- Records to use -
____

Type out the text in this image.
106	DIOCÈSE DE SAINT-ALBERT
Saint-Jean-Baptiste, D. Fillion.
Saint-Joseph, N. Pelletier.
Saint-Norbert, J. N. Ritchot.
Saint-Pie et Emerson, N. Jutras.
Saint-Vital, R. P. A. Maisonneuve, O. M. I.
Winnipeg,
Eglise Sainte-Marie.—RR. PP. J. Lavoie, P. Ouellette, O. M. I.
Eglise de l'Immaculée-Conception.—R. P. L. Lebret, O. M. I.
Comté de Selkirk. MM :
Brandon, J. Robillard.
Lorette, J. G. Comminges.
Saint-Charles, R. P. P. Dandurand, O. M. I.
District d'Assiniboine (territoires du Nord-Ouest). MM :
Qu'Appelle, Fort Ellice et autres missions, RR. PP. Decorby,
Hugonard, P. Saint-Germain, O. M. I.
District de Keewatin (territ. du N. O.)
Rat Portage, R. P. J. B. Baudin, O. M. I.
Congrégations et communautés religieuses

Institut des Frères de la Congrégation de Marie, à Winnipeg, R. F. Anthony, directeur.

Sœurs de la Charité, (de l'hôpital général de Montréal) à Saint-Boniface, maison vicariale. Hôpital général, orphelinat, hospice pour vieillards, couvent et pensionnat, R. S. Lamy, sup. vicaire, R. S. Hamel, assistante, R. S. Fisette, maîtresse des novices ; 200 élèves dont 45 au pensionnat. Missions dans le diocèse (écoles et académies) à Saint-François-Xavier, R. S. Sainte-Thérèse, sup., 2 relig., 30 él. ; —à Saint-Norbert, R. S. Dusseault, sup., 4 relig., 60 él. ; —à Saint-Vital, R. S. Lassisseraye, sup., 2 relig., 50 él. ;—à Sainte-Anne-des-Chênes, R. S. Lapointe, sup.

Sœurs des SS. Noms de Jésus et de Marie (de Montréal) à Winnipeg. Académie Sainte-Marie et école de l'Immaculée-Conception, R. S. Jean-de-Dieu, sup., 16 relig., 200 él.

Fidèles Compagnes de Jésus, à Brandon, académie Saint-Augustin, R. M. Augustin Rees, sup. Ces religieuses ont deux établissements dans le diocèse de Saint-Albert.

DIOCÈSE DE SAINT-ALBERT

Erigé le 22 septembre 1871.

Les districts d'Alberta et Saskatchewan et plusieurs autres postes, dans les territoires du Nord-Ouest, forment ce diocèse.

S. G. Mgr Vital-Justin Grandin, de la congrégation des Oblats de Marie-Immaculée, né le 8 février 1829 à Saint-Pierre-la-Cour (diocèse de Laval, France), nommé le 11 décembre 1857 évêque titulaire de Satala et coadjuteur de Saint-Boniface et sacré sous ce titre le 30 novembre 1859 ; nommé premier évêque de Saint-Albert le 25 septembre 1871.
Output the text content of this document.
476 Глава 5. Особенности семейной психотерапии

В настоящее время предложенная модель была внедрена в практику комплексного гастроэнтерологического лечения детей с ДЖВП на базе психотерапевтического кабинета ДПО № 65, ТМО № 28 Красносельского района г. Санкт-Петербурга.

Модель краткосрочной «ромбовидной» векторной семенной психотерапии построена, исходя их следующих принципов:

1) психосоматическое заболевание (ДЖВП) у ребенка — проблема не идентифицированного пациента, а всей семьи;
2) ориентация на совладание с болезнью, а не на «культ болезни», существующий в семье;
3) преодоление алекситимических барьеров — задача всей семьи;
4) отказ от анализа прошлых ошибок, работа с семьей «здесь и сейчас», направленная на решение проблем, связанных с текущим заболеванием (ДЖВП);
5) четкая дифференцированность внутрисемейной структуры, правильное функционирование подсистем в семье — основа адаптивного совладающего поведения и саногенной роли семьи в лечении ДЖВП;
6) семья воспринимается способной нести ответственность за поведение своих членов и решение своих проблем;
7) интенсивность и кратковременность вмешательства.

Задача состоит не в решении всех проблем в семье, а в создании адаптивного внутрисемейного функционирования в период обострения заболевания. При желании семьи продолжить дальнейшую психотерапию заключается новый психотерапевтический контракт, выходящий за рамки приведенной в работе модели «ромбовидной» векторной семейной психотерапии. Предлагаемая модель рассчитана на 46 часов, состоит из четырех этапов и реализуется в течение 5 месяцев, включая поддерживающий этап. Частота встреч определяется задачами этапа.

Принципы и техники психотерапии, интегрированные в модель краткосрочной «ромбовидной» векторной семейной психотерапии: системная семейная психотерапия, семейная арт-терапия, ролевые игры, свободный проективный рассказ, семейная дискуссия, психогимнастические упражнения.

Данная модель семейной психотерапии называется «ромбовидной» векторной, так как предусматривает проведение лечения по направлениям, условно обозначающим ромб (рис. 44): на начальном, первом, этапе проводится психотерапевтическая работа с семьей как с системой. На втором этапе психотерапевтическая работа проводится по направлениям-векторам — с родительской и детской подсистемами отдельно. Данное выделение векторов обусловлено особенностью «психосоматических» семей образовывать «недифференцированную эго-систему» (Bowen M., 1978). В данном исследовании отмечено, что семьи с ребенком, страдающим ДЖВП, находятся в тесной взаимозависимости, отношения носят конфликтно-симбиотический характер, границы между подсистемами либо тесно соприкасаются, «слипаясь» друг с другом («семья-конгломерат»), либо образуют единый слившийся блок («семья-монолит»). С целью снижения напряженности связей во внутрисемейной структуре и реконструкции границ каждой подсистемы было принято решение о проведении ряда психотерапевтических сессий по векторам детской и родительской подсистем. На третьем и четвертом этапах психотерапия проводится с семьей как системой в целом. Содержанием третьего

____

- Exercise instructions -
Return every line of the preceding records in which the word "autres" appears.

- Finished exercise -
Qu'Appelle, Fort Ellice et autres missions, RR. PP. Decorby,
Les districts d'Alberta et Saskatchewan et plusieurs autres postes, dans les territoires du Nord-Ouest, forment ce diocèse.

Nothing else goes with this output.